>> start
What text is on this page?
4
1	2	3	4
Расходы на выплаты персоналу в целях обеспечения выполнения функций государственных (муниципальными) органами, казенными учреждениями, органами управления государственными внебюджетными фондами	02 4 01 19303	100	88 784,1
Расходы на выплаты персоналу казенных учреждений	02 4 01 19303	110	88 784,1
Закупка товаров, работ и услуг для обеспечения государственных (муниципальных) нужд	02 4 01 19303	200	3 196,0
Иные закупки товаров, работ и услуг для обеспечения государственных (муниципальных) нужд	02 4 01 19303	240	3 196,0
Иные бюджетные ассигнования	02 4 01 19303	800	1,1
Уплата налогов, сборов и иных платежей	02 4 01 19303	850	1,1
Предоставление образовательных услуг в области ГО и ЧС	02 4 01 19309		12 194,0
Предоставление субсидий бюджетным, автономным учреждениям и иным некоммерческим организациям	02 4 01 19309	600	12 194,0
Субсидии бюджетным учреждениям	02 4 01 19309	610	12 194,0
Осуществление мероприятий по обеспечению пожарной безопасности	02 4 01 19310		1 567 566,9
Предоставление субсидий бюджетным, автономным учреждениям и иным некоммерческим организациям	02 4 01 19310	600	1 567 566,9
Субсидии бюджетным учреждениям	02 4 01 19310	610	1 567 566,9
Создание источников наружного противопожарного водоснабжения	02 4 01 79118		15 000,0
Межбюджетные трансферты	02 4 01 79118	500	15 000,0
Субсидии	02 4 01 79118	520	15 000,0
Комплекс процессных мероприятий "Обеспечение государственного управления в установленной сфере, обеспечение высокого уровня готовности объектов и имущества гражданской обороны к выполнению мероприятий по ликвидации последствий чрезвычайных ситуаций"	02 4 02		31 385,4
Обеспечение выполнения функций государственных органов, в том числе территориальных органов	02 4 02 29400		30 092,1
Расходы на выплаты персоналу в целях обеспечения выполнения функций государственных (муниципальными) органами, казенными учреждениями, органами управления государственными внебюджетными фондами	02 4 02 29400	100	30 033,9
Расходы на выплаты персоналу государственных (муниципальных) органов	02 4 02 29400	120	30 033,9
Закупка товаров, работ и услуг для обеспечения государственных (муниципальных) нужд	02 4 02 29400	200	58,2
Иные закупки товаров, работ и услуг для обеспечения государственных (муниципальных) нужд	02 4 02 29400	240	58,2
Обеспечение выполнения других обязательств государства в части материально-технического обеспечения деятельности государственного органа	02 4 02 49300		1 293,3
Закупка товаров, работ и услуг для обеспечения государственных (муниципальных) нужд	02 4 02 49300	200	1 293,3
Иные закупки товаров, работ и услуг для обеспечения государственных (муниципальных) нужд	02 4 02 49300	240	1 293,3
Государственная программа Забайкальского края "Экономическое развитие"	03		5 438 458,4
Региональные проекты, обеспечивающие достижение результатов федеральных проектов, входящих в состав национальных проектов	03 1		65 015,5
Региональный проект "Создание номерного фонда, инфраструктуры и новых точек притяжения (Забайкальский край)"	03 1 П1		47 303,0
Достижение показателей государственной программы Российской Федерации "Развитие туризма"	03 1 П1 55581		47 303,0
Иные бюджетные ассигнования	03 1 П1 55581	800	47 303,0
>> end
_What the task requires_
Scan the records above for the string "внебюджетными", then report every line that contains it.

_Answer to the task_
Расходы на выплаты персоналу в целях обеспечения выполнения функций государственных (муниципальными) органами, казенными учреждениями, органами управления государственными внебюджетными фондами	02 4 01 19303	100	88 784,1
Расходы на выплаты персоналу в целях обеспечения выполнения функций государственных (муниципальными) органами, казенными учреждениями, органами управления государственными внебюджетными фондами	02 4 02 29400	100	30 033,9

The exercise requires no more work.